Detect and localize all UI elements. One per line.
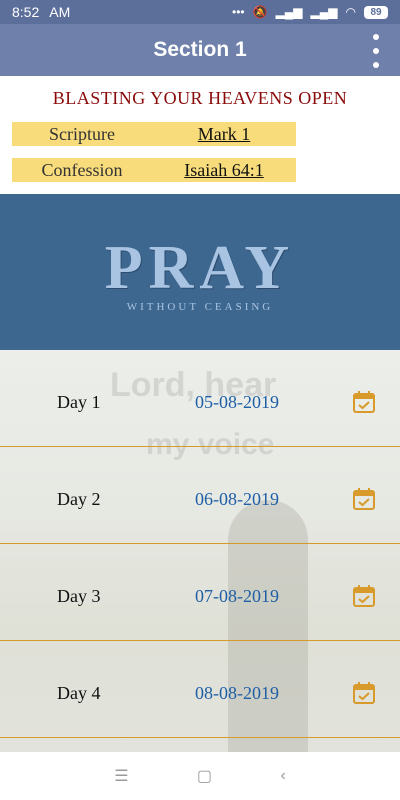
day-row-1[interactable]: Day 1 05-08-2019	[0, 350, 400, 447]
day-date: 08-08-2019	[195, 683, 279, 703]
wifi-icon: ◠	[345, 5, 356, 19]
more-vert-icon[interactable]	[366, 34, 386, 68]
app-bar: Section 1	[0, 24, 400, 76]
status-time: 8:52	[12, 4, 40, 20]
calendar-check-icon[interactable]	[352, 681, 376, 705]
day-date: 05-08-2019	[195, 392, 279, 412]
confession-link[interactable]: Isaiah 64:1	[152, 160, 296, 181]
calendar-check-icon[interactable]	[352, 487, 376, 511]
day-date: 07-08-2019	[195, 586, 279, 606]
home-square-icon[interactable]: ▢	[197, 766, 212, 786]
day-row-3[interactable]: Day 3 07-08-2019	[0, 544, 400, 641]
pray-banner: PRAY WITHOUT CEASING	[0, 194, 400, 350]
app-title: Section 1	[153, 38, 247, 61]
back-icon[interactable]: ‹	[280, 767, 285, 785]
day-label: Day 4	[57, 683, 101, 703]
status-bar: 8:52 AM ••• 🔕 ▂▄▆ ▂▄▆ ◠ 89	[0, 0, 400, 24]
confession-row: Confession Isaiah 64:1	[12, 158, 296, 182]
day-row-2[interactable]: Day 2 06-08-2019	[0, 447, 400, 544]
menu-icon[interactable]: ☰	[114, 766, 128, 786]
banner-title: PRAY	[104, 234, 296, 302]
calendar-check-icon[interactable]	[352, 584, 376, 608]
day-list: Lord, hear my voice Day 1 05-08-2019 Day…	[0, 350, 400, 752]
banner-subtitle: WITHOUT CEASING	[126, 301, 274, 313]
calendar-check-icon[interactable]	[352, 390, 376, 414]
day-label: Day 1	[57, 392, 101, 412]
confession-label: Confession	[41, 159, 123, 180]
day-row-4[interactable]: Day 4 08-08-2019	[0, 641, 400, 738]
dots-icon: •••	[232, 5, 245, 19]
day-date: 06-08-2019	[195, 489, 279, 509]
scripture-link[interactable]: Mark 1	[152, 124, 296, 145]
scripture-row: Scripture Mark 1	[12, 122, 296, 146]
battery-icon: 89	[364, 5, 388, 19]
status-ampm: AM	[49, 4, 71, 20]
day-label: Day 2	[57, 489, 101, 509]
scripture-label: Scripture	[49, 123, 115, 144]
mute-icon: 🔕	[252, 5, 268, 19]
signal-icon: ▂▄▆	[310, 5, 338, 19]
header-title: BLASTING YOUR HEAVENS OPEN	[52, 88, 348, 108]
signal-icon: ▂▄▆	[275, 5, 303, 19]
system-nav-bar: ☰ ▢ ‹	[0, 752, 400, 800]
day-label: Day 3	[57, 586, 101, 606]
━━━━━━━━━━━━━━━━━━━━━━━━━━━━━━
→ **GIVEN REQUEST**
Reproduce every line of the listing above verbatim, omitting the picture.

→ **CORRECT ANSWER**
Detect and localize all UI elements. One per line.
day-row-1[interactable]: Day 1 05-08-2019	[0, 350, 400, 447]
day-date: 08-08-2019	[195, 683, 279, 703]
wifi-icon: ◠	[345, 5, 356, 19]
more-vert-icon[interactable]	[366, 34, 386, 68]
app-bar: Section 1	[0, 24, 400, 76]
status-time: 8:52	[12, 4, 40, 20]
calendar-check-icon[interactable]	[352, 681, 376, 705]
day-date: 05-08-2019	[195, 392, 279, 412]
confession-link[interactable]: Isaiah 64:1	[152, 160, 296, 181]
calendar-check-icon[interactable]	[352, 487, 376, 511]
day-date: 07-08-2019	[195, 586, 279, 606]
home-square-icon[interactable]: ▢	[197, 766, 212, 786]
day-row-3[interactable]: Day 3 07-08-2019	[0, 544, 400, 641]
pray-banner: PRAY WITHOUT CEASING	[0, 194, 400, 350]
app-title: Section 1	[153, 38, 247, 61]
back-icon[interactable]: ‹	[280, 767, 285, 785]
day-label: Day 4	[57, 683, 101, 703]
status-bar: 8:52 AM ••• 🔕 ▂▄▆ ▂▄▆ ◠ 89	[0, 0, 400, 24]
confession-row: Confession Isaiah 64:1	[12, 158, 296, 182]
day-row-2[interactable]: Day 2 06-08-2019	[0, 447, 400, 544]
menu-icon[interactable]: ☰	[114, 766, 128, 786]
banner-title: PRAY	[104, 234, 296, 302]
calendar-check-icon[interactable]	[352, 584, 376, 608]
day-list: Lord, hear my voice Day 1 05-08-2019 Day…	[0, 350, 400, 752]
banner-subtitle: WITHOUT CEASING	[126, 301, 274, 313]
calendar-check-icon[interactable]	[352, 390, 376, 414]
day-label: Day 1	[57, 392, 101, 412]
confession-label: Confession	[41, 159, 123, 180]
day-row-4[interactable]: Day 4 08-08-2019	[0, 641, 400, 738]
dots-icon: •••	[232, 5, 245, 19]
day-date: 06-08-2019	[195, 489, 279, 509]
scripture-link[interactable]: Mark 1	[152, 124, 296, 145]
scripture-row: Scripture Mark 1	[12, 122, 296, 146]
battery-icon: 89	[364, 5, 388, 19]
status-ampm: AM	[49, 4, 71, 20]
day-label: Day 2	[57, 489, 101, 509]
scripture-label: Scripture	[49, 123, 115, 144]
mute-icon: 🔕	[252, 5, 268, 19]
signal-icon: ▂▄▆	[310, 5, 338, 19]
header-title: BLASTING YOUR HEAVENS OPEN	[52, 88, 348, 108]
signal-icon: ▂▄▆	[275, 5, 303, 19]
system-nav-bar: ☰ ▢ ‹	[0, 752, 400, 800]
day-label: Day 3	[57, 586, 101, 606]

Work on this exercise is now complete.